═════ Data supplied

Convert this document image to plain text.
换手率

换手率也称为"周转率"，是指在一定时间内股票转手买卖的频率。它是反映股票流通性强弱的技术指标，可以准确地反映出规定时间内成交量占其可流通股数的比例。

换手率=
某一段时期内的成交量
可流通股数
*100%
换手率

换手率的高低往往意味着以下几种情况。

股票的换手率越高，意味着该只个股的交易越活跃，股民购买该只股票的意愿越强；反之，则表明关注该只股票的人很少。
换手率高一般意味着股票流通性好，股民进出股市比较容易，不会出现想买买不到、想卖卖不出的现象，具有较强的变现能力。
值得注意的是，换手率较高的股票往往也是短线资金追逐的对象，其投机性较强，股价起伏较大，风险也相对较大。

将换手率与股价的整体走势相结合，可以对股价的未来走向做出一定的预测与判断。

══════════
═════ Data supplied

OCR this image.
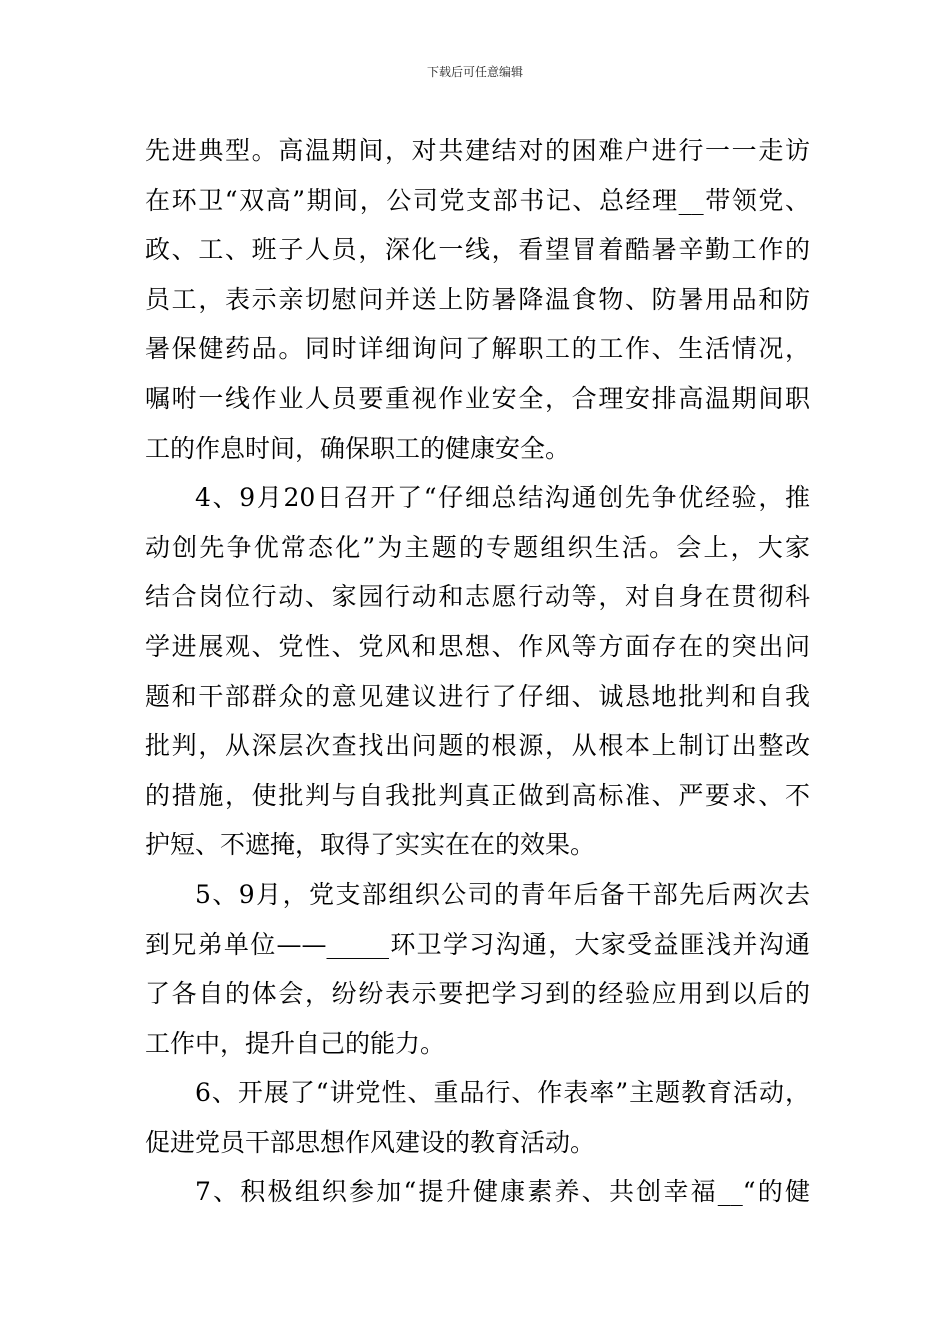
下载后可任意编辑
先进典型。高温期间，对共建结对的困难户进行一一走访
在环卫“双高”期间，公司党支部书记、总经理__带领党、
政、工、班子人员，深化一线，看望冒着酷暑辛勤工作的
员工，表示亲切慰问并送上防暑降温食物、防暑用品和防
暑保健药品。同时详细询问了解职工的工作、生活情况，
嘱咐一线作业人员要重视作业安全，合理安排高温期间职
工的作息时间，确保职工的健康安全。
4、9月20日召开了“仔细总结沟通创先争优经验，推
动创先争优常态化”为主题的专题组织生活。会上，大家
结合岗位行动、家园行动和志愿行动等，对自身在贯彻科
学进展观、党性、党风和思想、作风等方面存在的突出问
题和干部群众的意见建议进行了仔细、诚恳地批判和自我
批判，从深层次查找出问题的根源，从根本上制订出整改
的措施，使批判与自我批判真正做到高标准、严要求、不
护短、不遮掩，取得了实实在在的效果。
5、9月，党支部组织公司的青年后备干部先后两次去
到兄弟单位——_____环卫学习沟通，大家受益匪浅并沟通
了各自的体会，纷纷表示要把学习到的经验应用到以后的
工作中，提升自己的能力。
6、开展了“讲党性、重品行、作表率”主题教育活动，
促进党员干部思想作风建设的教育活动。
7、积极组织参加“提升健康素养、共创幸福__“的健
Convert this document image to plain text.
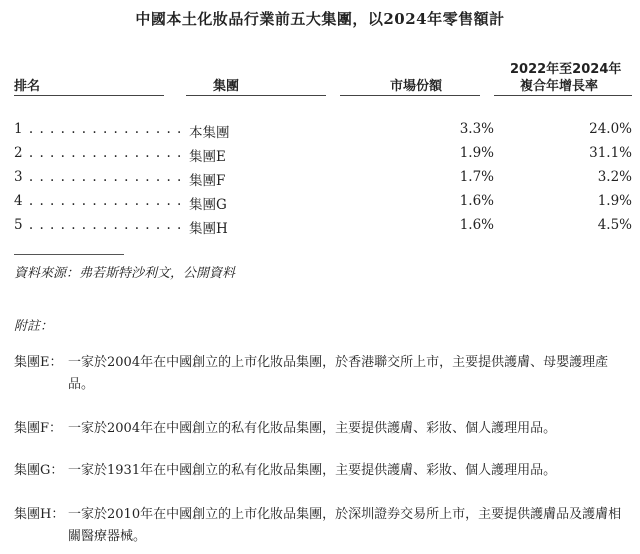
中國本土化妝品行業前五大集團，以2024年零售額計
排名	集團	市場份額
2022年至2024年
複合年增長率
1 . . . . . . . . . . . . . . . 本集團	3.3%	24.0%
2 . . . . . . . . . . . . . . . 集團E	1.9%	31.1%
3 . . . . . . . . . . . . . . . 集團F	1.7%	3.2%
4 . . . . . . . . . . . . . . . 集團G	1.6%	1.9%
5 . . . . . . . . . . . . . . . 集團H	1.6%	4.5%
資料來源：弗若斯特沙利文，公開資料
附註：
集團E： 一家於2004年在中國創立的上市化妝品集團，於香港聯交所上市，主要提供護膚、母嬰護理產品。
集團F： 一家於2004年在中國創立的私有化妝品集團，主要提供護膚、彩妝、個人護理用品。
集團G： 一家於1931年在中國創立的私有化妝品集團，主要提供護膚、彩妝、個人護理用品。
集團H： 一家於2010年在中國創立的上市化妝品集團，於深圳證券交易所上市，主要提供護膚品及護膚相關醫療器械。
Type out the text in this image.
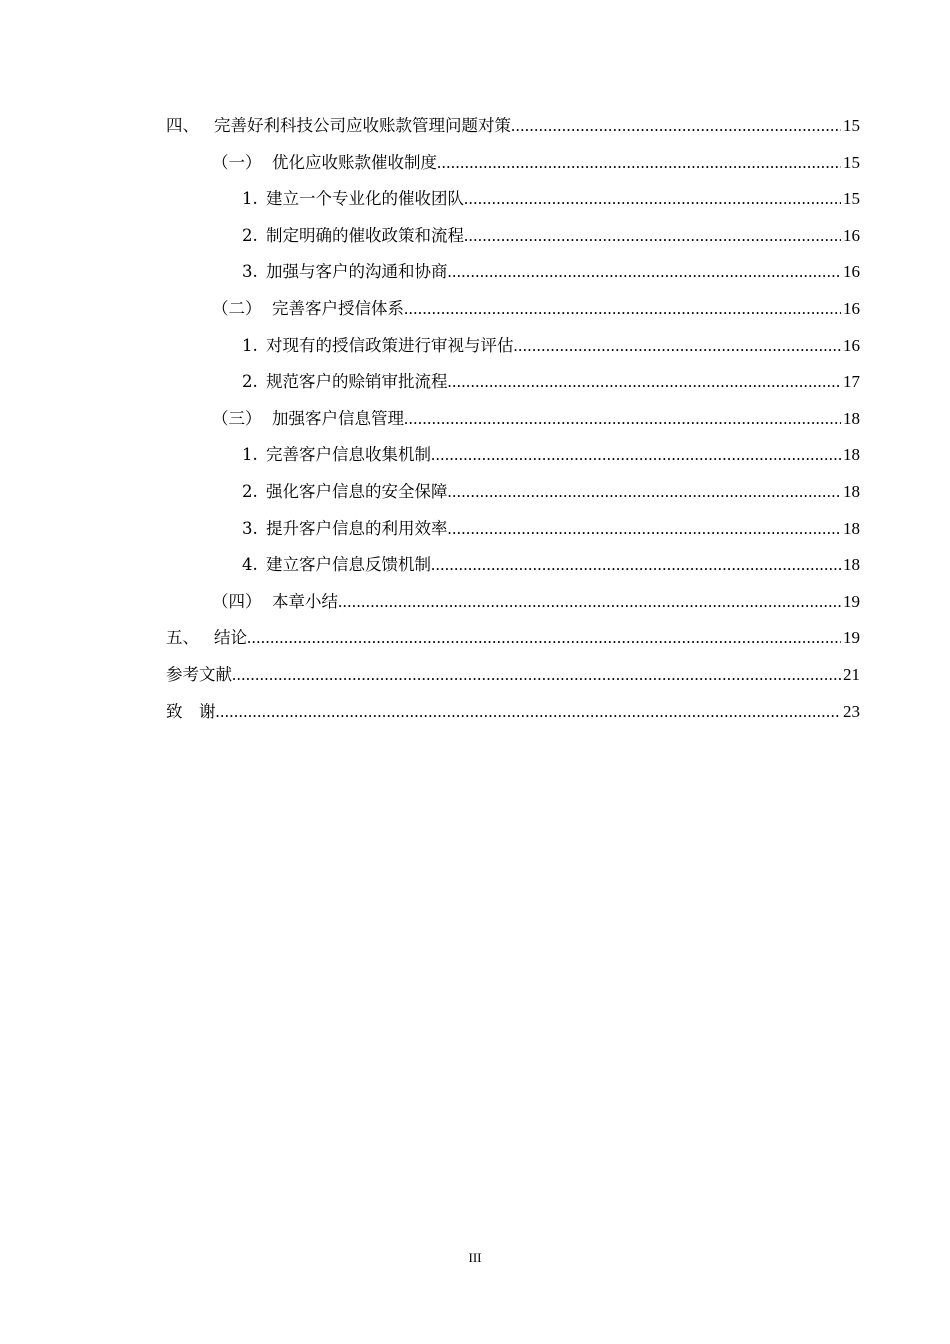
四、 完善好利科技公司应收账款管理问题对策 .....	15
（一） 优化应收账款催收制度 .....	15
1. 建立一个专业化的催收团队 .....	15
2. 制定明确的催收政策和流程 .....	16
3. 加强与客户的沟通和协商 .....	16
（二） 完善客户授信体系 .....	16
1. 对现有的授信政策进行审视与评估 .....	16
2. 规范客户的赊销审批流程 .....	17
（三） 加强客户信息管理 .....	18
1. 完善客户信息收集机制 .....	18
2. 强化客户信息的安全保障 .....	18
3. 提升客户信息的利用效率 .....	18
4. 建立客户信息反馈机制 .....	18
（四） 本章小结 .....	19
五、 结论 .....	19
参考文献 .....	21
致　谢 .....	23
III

══════════

State how many lines in the records above contain the word "this", and give only that number.

4